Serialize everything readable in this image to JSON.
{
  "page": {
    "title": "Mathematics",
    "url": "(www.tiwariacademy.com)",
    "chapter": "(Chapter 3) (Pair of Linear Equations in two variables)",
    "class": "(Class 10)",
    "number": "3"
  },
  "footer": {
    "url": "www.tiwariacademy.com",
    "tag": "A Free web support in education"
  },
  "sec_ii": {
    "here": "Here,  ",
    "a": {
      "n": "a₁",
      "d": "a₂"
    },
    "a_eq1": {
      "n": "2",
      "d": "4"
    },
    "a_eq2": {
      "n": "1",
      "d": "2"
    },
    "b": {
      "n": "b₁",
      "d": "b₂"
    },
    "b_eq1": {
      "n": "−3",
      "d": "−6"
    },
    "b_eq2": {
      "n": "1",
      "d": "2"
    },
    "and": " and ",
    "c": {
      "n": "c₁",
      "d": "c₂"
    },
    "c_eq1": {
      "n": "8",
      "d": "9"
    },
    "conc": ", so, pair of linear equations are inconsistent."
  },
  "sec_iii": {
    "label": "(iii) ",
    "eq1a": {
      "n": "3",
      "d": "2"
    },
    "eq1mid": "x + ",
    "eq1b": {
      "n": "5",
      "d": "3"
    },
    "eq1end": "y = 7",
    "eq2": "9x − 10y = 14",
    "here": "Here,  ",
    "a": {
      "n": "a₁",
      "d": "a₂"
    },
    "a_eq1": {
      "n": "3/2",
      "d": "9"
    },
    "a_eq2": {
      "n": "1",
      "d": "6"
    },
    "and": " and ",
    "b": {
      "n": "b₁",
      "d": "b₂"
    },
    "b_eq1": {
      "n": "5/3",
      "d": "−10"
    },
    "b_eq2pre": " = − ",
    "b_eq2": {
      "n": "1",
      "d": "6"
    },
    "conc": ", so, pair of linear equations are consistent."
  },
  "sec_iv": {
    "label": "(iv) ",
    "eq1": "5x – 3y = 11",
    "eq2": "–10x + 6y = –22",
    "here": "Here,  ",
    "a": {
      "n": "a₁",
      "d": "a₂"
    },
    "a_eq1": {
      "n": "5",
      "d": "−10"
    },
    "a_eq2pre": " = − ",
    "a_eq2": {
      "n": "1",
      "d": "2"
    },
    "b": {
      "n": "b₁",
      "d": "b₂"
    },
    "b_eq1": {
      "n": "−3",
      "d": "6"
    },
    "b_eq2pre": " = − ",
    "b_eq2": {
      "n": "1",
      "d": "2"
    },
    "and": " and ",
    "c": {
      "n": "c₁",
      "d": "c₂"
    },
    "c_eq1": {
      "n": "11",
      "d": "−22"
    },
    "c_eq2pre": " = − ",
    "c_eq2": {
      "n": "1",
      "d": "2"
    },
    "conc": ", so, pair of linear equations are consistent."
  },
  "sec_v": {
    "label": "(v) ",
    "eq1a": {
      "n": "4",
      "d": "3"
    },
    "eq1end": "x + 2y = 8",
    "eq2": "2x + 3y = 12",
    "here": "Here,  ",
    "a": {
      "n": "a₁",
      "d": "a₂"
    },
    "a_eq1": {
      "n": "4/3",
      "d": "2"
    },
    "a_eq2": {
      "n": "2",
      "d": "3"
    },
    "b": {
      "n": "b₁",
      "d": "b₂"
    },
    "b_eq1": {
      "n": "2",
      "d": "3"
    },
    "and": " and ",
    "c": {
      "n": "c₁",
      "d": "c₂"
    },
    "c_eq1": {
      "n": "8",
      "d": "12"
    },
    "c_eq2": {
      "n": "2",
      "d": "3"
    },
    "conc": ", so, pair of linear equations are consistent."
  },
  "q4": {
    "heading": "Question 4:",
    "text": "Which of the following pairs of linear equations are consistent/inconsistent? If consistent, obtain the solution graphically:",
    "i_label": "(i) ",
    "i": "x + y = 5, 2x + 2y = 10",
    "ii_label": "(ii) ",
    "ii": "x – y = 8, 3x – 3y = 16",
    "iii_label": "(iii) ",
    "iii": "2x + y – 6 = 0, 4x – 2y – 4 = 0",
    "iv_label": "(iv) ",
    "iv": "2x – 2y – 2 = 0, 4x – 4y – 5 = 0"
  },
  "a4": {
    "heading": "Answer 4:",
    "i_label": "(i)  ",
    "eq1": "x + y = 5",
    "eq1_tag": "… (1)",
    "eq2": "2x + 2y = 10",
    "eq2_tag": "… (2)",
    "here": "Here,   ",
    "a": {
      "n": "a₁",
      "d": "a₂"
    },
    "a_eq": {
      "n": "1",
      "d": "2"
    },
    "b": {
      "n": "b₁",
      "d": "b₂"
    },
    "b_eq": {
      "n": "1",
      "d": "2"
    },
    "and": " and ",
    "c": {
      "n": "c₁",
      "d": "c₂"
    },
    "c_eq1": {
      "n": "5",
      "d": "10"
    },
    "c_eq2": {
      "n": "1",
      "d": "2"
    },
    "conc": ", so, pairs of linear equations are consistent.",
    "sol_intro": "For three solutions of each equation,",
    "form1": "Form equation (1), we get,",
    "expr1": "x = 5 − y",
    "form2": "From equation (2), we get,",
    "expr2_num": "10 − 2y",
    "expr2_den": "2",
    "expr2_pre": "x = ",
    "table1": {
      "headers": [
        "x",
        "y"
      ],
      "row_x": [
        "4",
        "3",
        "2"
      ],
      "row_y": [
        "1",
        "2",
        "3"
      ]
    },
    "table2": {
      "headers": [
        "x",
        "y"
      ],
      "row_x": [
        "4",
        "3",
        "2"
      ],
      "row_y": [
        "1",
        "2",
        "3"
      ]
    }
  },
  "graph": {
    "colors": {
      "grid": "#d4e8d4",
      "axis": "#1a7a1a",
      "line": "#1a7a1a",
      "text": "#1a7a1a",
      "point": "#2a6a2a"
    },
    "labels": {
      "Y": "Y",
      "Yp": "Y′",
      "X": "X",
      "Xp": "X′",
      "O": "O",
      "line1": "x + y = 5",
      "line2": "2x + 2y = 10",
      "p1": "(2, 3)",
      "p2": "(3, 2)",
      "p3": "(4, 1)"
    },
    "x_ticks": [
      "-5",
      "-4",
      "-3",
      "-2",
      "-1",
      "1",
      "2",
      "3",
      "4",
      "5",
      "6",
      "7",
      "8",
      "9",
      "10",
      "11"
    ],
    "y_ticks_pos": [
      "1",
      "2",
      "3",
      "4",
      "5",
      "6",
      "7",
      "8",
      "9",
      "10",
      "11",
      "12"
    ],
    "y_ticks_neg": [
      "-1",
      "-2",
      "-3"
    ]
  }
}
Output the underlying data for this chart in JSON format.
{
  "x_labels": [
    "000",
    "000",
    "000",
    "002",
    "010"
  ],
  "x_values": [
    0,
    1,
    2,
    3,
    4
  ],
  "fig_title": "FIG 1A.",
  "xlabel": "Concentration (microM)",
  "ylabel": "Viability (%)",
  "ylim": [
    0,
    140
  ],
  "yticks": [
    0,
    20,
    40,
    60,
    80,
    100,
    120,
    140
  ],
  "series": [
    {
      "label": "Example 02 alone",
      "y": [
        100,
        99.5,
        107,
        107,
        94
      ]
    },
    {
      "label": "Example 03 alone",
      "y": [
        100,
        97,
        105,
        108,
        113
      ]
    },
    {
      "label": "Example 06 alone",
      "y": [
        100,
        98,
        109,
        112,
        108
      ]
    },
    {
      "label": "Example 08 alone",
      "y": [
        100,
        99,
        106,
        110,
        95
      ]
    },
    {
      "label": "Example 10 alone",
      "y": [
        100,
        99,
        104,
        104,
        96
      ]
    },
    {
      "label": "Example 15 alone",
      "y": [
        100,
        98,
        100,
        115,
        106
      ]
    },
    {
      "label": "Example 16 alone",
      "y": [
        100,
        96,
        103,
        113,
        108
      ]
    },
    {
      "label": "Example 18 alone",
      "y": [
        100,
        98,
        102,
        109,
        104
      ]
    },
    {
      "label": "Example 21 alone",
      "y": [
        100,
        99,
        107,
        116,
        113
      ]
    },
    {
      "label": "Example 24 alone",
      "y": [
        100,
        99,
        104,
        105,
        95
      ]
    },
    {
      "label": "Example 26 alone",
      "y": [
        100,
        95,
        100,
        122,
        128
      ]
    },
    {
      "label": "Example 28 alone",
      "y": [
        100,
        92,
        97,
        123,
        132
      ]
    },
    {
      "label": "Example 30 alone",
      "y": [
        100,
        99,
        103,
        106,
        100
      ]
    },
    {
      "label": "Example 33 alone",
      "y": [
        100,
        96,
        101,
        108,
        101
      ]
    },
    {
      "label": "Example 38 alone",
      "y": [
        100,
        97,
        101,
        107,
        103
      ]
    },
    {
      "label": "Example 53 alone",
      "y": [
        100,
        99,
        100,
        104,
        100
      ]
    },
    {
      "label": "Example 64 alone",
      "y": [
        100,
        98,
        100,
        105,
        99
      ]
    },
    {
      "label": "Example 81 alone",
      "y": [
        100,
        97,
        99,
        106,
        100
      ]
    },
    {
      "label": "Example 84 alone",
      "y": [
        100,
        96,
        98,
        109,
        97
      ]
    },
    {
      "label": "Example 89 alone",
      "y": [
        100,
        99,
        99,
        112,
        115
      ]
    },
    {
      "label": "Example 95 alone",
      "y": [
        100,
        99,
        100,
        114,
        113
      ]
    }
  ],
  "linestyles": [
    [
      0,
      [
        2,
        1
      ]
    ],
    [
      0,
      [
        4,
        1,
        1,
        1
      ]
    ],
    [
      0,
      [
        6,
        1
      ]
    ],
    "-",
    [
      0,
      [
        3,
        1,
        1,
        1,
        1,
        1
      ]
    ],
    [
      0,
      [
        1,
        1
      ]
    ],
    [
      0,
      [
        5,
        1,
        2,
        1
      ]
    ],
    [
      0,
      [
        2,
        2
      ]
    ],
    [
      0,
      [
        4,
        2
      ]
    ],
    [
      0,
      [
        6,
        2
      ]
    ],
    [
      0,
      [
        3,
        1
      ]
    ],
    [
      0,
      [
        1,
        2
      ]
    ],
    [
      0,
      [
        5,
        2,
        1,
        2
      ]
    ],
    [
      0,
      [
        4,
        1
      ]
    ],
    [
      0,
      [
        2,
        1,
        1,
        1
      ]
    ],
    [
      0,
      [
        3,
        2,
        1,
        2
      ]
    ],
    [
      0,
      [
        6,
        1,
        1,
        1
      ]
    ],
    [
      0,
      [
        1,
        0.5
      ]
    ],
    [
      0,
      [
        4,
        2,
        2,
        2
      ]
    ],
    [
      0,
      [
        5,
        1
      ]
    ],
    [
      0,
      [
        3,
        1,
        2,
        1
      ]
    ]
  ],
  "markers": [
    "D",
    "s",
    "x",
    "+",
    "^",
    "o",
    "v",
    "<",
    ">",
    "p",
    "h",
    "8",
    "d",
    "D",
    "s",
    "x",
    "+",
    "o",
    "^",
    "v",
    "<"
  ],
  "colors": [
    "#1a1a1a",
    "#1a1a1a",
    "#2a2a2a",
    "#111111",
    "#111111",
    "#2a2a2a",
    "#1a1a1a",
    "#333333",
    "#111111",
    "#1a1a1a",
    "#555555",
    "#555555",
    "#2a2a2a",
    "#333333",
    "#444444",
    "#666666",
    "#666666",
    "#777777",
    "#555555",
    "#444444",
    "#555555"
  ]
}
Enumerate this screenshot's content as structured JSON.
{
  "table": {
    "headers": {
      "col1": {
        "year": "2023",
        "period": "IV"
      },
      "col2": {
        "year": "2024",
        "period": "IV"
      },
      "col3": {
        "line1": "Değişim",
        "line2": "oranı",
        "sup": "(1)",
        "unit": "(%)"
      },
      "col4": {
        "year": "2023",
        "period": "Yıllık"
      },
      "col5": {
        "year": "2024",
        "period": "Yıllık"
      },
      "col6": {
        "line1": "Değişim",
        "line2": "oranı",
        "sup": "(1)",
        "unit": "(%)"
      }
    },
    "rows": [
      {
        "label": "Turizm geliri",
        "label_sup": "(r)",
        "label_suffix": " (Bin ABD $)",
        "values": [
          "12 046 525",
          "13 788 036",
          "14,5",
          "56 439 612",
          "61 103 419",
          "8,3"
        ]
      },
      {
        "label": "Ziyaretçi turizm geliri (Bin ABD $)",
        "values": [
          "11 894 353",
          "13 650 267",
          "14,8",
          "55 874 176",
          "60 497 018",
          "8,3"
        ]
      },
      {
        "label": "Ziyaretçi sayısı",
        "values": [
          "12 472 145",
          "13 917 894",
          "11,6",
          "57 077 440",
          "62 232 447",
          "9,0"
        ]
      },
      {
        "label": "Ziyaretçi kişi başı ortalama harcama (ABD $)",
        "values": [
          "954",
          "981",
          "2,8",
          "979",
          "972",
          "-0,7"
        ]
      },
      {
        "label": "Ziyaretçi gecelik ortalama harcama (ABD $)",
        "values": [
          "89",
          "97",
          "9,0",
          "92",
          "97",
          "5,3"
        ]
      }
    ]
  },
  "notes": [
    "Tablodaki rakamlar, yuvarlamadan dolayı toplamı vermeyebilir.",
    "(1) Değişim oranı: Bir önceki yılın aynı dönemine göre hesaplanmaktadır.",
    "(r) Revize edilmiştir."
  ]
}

────────────────────

Check each line above for the string "text" and show the ones that have it.

Answer to the exercise:
    "text": "Which of the following pairs of linear equations are consistent/inconsistent? If consistent, obtain the solution graphically:",
      "text": "#1a7a1a",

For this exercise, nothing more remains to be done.